Instructions for the task: Work out how many lines of the records contain "распыления". Answer with the number and nothing else.

Collected data:
↓↓↓

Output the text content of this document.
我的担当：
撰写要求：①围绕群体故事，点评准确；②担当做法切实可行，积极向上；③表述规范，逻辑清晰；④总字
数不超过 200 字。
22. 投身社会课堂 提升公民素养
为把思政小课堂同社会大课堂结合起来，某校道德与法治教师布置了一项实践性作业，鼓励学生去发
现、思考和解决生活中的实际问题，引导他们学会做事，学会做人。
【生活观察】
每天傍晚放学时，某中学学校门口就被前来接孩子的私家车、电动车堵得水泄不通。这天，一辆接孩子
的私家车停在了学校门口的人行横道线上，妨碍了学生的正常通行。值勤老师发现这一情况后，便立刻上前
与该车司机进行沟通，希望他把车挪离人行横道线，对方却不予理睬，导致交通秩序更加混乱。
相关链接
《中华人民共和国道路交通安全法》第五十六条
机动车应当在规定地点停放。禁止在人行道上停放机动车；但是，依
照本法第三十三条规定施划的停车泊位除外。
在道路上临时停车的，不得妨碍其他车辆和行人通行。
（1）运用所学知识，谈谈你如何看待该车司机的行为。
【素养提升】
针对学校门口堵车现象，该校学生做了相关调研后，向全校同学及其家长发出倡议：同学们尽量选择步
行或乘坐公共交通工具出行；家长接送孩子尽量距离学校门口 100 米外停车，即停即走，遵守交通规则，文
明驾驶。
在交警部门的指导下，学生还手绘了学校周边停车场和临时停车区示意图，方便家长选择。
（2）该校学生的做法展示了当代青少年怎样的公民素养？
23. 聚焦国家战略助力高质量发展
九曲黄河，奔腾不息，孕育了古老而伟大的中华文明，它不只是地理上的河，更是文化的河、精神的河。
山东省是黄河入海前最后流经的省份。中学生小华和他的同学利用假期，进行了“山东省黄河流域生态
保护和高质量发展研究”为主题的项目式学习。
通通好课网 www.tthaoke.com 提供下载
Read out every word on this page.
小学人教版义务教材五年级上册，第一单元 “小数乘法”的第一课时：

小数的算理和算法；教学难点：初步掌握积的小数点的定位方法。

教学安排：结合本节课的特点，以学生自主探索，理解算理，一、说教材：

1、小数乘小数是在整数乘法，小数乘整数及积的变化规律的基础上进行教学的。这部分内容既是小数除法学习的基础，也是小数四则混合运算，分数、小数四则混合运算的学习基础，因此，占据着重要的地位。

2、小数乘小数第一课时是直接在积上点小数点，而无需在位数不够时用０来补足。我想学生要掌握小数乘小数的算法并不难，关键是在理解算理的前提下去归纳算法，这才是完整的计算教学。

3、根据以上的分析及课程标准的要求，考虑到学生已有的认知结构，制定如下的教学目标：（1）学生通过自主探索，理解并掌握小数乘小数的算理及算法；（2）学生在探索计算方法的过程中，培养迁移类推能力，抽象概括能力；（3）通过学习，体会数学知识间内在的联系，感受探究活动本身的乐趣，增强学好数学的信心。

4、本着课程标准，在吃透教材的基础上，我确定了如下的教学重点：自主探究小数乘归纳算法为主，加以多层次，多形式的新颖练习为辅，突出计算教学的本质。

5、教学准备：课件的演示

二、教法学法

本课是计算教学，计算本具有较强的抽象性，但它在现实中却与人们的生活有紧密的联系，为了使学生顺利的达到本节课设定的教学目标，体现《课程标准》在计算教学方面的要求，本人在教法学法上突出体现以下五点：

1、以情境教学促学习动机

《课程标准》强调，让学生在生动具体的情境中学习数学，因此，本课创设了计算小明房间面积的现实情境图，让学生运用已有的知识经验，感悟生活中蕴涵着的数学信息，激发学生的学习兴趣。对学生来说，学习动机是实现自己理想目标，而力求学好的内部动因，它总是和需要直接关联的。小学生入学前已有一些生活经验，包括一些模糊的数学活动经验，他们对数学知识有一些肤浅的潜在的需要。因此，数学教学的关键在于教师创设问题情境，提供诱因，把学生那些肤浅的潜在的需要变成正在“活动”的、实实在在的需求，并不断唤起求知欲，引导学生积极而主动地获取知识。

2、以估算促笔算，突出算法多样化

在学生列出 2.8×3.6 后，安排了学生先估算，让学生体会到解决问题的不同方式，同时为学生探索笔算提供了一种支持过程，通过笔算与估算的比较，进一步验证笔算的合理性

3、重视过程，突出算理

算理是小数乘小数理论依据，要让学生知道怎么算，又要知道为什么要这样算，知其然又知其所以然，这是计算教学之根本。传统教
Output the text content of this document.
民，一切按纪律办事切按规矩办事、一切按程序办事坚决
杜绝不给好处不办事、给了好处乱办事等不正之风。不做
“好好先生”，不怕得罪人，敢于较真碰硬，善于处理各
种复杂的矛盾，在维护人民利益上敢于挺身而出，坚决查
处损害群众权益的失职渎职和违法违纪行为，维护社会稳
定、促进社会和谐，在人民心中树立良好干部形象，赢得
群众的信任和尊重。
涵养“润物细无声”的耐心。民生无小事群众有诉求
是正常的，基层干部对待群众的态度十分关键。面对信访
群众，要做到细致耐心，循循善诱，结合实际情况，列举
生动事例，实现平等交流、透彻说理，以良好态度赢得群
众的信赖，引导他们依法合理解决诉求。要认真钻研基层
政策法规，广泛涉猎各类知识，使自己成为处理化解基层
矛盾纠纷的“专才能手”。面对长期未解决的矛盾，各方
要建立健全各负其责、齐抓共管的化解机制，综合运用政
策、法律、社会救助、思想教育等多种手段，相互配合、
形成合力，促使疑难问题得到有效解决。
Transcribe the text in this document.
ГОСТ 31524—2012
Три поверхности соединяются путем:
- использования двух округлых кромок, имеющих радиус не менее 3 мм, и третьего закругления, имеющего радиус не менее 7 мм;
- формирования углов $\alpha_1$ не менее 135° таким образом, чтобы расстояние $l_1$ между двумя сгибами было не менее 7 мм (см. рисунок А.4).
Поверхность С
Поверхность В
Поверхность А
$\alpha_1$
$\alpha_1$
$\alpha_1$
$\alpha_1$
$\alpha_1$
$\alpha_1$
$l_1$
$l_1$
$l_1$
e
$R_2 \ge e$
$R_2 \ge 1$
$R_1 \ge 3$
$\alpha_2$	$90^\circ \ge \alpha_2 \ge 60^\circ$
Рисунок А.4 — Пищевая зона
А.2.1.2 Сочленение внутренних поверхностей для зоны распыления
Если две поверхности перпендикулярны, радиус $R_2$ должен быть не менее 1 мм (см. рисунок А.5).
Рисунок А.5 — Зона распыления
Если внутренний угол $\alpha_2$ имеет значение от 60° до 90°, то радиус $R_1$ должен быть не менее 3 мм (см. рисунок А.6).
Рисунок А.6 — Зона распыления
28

↑↑↑

Solution: 3